* BEGIN *

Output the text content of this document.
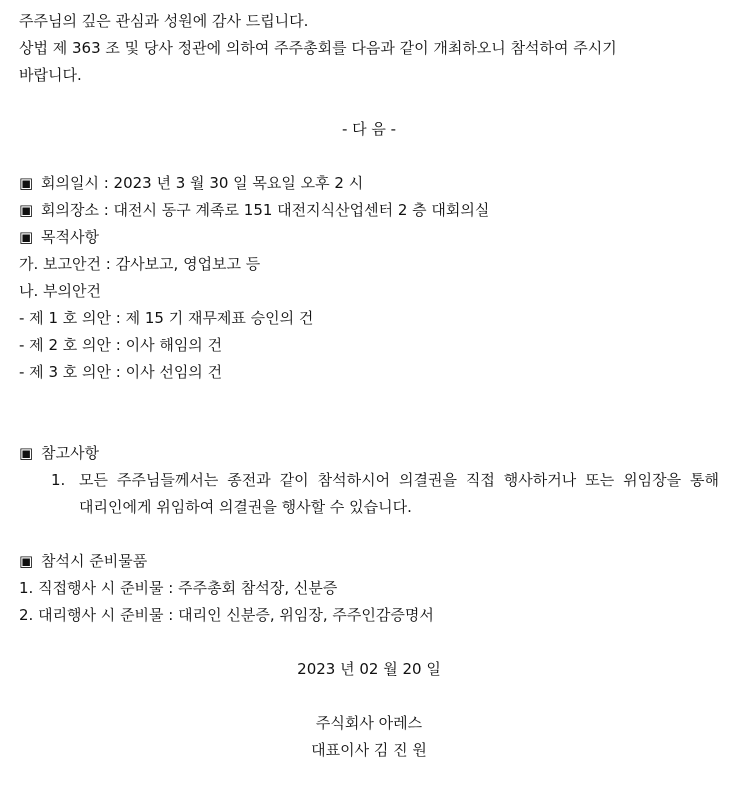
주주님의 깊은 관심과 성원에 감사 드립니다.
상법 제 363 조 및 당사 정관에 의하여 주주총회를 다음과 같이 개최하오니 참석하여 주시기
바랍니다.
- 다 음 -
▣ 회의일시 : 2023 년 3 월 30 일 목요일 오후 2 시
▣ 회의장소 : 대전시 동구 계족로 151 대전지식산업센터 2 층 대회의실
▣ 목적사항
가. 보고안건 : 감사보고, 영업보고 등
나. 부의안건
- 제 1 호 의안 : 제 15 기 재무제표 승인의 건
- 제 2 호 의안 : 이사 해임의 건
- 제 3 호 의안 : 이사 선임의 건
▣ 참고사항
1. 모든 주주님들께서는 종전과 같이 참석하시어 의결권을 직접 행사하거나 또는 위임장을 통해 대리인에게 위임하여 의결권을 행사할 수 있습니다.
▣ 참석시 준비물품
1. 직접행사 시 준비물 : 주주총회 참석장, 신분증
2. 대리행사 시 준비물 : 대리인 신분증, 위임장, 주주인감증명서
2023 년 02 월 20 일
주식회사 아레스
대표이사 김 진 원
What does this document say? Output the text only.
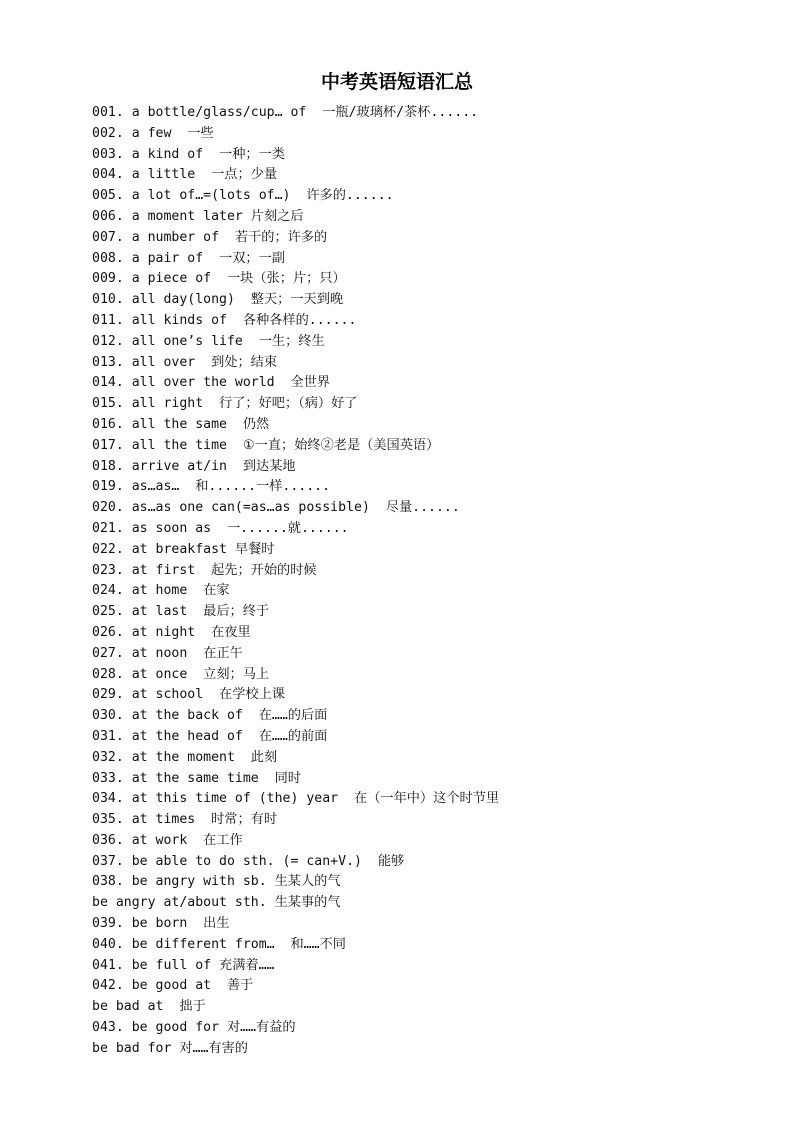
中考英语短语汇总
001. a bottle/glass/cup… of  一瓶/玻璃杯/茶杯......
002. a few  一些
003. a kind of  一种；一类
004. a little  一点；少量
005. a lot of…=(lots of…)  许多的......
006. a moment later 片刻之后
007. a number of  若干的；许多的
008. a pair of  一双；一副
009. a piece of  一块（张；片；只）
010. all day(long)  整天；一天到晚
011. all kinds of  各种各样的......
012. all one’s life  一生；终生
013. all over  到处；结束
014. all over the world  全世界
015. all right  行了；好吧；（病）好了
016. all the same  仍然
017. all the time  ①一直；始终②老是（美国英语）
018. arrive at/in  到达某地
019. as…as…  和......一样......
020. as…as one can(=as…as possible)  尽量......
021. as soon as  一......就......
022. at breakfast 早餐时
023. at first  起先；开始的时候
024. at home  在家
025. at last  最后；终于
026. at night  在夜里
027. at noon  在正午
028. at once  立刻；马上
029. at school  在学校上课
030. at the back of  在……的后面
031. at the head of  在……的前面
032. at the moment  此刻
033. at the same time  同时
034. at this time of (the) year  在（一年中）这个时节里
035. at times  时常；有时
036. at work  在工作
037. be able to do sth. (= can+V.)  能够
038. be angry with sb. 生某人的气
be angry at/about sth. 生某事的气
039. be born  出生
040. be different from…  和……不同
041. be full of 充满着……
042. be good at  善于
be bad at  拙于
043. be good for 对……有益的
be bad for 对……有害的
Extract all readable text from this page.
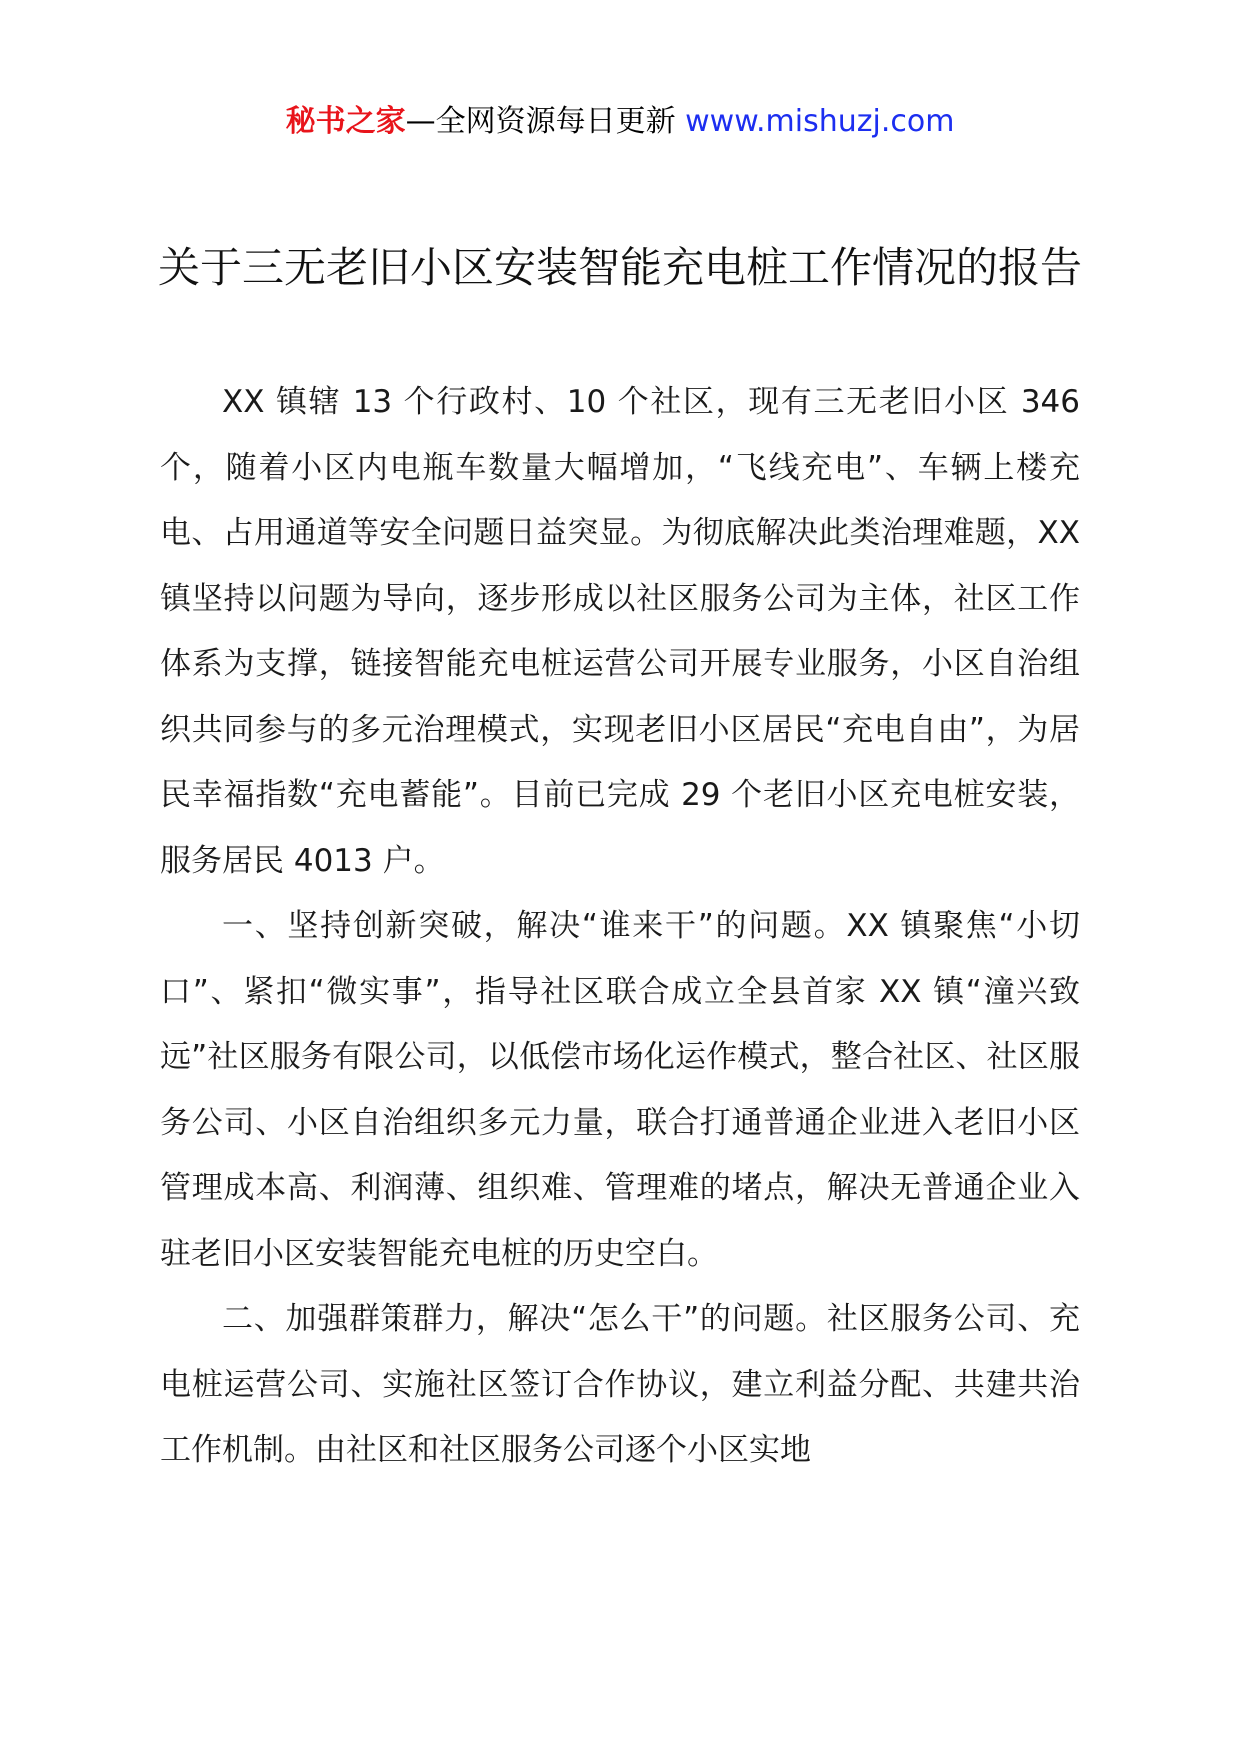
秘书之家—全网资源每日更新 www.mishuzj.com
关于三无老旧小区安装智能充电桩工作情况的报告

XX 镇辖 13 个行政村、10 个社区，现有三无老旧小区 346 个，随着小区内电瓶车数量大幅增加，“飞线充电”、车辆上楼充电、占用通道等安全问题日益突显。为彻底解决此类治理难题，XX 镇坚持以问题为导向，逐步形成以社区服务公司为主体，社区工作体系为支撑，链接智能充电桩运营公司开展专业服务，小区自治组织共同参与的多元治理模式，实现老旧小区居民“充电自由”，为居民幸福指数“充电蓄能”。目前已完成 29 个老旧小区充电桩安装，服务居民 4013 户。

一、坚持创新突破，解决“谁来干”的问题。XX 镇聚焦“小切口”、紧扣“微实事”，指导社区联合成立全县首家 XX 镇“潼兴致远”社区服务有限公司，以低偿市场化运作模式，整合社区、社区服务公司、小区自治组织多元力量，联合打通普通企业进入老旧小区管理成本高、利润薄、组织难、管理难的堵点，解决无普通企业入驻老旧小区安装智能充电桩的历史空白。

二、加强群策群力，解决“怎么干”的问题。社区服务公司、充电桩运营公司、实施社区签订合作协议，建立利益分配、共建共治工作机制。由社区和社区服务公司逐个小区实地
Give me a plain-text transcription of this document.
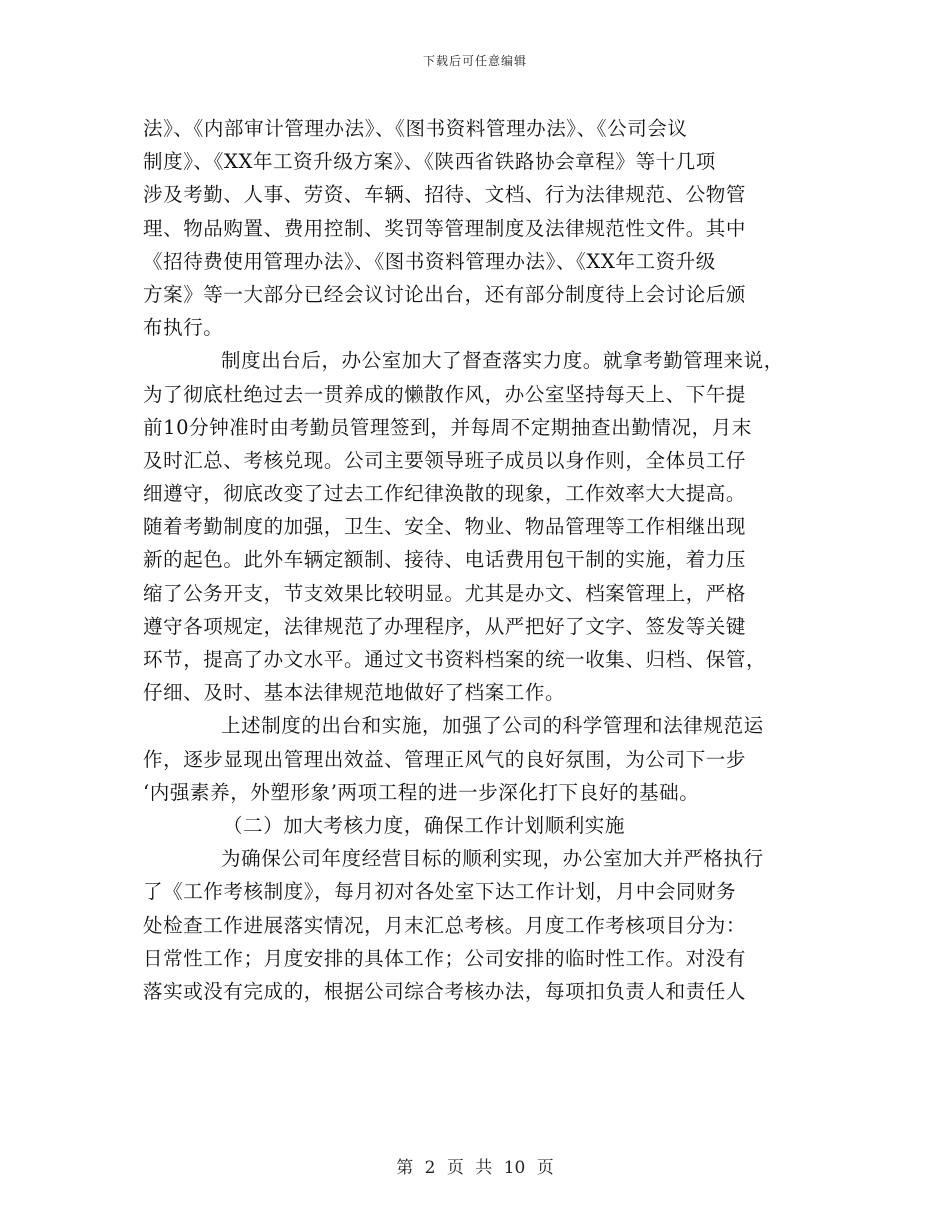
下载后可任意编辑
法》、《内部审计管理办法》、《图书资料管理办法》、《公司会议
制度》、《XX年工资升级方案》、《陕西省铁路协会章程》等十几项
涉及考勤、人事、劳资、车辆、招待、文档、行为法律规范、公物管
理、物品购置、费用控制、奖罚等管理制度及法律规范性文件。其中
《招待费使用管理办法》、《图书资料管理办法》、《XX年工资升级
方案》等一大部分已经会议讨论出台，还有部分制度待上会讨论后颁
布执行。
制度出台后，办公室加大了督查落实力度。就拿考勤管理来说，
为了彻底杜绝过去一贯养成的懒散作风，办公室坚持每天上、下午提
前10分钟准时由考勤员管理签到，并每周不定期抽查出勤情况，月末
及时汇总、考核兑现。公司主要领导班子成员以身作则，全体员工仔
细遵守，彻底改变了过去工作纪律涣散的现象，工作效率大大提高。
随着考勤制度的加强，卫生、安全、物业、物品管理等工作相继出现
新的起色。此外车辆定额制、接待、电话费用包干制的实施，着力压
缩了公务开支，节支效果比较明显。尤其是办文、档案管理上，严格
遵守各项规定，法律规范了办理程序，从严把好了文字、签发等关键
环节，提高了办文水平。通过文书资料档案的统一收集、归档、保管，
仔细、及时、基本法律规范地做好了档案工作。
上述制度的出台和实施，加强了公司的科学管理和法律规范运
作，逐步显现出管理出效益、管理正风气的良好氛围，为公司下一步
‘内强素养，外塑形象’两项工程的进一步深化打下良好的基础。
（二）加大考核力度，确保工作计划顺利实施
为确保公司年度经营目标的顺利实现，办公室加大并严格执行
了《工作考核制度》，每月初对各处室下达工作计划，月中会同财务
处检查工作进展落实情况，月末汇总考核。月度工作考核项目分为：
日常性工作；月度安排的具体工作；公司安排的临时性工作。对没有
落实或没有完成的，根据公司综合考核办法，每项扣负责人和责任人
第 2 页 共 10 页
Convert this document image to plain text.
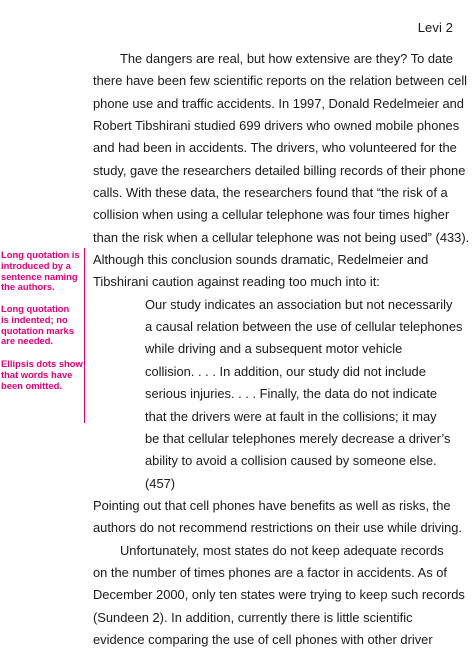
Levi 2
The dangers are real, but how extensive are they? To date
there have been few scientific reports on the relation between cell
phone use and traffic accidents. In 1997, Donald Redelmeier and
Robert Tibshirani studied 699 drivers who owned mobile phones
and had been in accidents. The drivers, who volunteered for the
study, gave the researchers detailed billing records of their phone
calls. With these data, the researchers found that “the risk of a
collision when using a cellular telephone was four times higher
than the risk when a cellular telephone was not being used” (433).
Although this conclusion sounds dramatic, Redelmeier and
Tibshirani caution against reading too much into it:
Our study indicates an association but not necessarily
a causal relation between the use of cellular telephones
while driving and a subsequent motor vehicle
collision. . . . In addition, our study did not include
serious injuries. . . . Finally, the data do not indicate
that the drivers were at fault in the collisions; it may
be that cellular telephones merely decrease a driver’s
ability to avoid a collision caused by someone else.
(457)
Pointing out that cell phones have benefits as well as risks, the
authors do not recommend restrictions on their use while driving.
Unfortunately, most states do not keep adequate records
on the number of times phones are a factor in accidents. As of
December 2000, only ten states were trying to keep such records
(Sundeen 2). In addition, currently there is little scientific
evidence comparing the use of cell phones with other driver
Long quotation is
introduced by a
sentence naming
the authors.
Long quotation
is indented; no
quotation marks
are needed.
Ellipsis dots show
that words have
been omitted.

* END *

INSTRUCTION: All of the records above must be copied exactly, except for the pictures.

CORRECT OUTPUT:
Output the text content of this document.
주주님의 깊은 관심과 성원에 감사 드립니다.
상법 제 363 조 및 당사 정관에 의하여 주주총회를 다음과 같이 개최하오니 참석하여 주시기
바랍니다.
- 다 음 -
▣ 회의일시 : 2023 년 3 월 30 일 목요일 오후 2 시
▣ 회의장소 : 대전시 동구 계족로 151 대전지식산업센터 2 층 대회의실
▣ 목적사항
가. 보고안건 : 감사보고, 영업보고 등
나. 부의안건
- 제 1 호 의안 : 제 15 기 재무제표 승인의 건
- 제 2 호 의안 : 이사 해임의 건
- 제 3 호 의안 : 이사 선임의 건
▣ 참고사항
1. 모든 주주님들께서는 종전과 같이 참석하시어 의결권을 직접 행사하거나 또는 위임장을 통해 대리인에게 위임하여 의결권을 행사할 수 있습니다.
▣ 참석시 준비물품
1. 직접행사 시 준비물 : 주주총회 참석장, 신분증
2. 대리행사 시 준비물 : 대리인 신분증, 위임장, 주주인감증명서
2023 년 02 월 20 일
주식회사 아레스
대표이사 김 진 원
What does this document say? Output the text only.
中考英语短语汇总
001. a bottle/glass/cup… of  一瓶/玻璃杯/茶杯......
002. a few  一些
003. a kind of  一种；一类
004. a little  一点；少量
005. a lot of…=(lots of…)  许多的......
006. a moment later 片刻之后
007. a number of  若干的；许多的
008. a pair of  一双；一副
009. a piece of  一块（张；片；只）
010. all day(long)  整天；一天到晚
011. all kinds of  各种各样的......
012. all one’s life  一生；终生
013. all over  到处；结束
014. all over the world  全世界
015. all right  行了；好吧；（病）好了
016. all the same  仍然
017. all the time  ①一直；始终②老是（美国英语）
018. arrive at/in  到达某地
019. as…as…  和......一样......
020. as…as one can(=as…as possible)  尽量......
021. as soon as  一......就......
022. at breakfast 早餐时
023. at first  起先；开始的时候
024. at home  在家
025. at last  最后；终于
026. at night  在夜里
027. at noon  在正午
028. at once  立刻；马上
029. at school  在学校上课
030. at the back of  在……的后面
031. at the head of  在……的前面
032. at the moment  此刻
033. at the same time  同时
034. at this time of (the) year  在（一年中）这个时节里
035. at times  时常；有时
036. at work  在工作
037. be able to do sth. (= can+V.)  能够
038. be angry with sb. 生某人的气
be angry at/about sth. 生某事的气
039. be born  出生
040. be different from…  和……不同
041. be full of 充满着……
042. be good at  善于
be bad at  拙于
043. be good for 对……有益的
be bad for 对……有害的
Extract all readable text from this page.
秘书之家—全网资源每日更新 www.mishuzj.com
关于三无老旧小区安装智能充电桩工作情况的报告

XX 镇辖 13 个行政村、10 个社区，现有三无老旧小区 346 个，随着小区内电瓶车数量大幅增加，“飞线充电”、车辆上楼充电、占用通道等安全问题日益突显。为彻底解决此类治理难题，XX 镇坚持以问题为导向，逐步形成以社区服务公司为主体，社区工作体系为支撑，链接智能充电桩运营公司开展专业服务，小区自治组织共同参与的多元治理模式，实现老旧小区居民“充电自由”，为居民幸福指数“充电蓄能”。目前已完成 29 个老旧小区充电桩安装，服务居民 4013 户。

一、坚持创新突破，解决“谁来干”的问题。XX 镇聚焦“小切口”、紧扣“微实事”，指导社区联合成立全县首家 XX 镇“潼兴致远”社区服务有限公司，以低偿市场化运作模式，整合社区、社区服务公司、小区自治组织多元力量，联合打通普通企业进入老旧小区管理成本高、利润薄、组织难、管理难的堵点，解决无普通企业入驻老旧小区安装智能充电桩的历史空白。

二、加强群策群力，解决“怎么干”的问题。社区服务公司、充电桩运营公司、实施社区签订合作协议，建立利益分配、共建共治工作机制。由社区和社区服务公司逐个小区实地
Give me a plain-text transcription of this document.
下载后可任意编辑
法》、《内部审计管理办法》、《图书资料管理办法》、《公司会议
制度》、《XX年工资升级方案》、《陕西省铁路协会章程》等十几项
涉及考勤、人事、劳资、车辆、招待、文档、行为法律规范、公物管
理、物品购置、费用控制、奖罚等管理制度及法律规范性文件。其中
《招待费使用管理办法》、《图书资料管理办法》、《XX年工资升级
方案》等一大部分已经会议讨论出台，还有部分制度待上会讨论后颁
布执行。
制度出台后，办公室加大了督查落实力度。就拿考勤管理来说，
为了彻底杜绝过去一贯养成的懒散作风，办公室坚持每天上、下午提
前10分钟准时由考勤员管理签到，并每周不定期抽查出勤情况，月末
及时汇总、考核兑现。公司主要领导班子成员以身作则，全体员工仔
细遵守，彻底改变了过去工作纪律涣散的现象，工作效率大大提高。
随着考勤制度的加强，卫生、安全、物业、物品管理等工作相继出现
新的起色。此外车辆定额制、接待、电话费用包干制的实施，着力压
缩了公务开支，节支效果比较明显。尤其是办文、档案管理上，严格
遵守各项规定，法律规范了办理程序，从严把好了文字、签发等关键
环节，提高了办文水平。通过文书资料档案的统一收集、归档、保管，
仔细、及时、基本法律规范地做好了档案工作。
上述制度的出台和实施，加强了公司的科学管理和法律规范运
作，逐步显现出管理出效益、管理正风气的良好氛围，为公司下一步
‘内强素养，外塑形象’两项工程的进一步深化打下良好的基础。
（二）加大考核力度，确保工作计划顺利实施
为确保公司年度经营目标的顺利实现，办公室加大并严格执行
了《工作考核制度》，每月初对各处室下达工作计划，月中会同财务
处检查工作进展落实情况，月末汇总考核。月度工作考核项目分为：
日常性工作；月度安排的具体工作；公司安排的临时性工作。对没有
落实或没有完成的，根据公司综合考核办法，每项扣负责人和责任人
第 2 页 共 10 页
Convert this document image to plain text.
Levi 2
The dangers are real, but how extensive are they? To date
there have been few scientific reports on the relation between cell
phone use and traffic accidents. In 1997, Donald Redelmeier and
Robert Tibshirani studied 699 drivers who owned mobile phones
and had been in accidents. The drivers, who volunteered for the
study, gave the researchers detailed billing records of their phone
calls. With these data, the researchers found that “the risk of a
collision when using a cellular telephone was four times higher
than the risk when a cellular telephone was not being used” (433).
Although this conclusion sounds dramatic, Redelmeier and
Tibshirani caution against reading too much into it:
Our study indicates an association but not necessarily
a causal relation between the use of cellular telephones
while driving and a subsequent motor vehicle
collision. . . . In addition, our study did not include
serious injuries. . . . Finally, the data do not indicate
that the drivers were at fault in the collisions; it may
be that cellular telephones merely decrease a driver’s
ability to avoid a collision caused by someone else.
(457)
Pointing out that cell phones have benefits as well as risks, the
authors do not recommend restrictions on their use while driving.
Unfortunately, most states do not keep adequate records
on the number of times phones are a factor in accidents. As of
December 2000, only ten states were trying to keep such records
(Sundeen 2). In addition, currently there is little scientific
evidence comparing the use of cell phones with other driver
Long quotation is
introduced by a
sentence naming
the authors.
Long quotation
is indented; no
quotation marks
are needed.
Ellipsis dots show
that words have
been omitted.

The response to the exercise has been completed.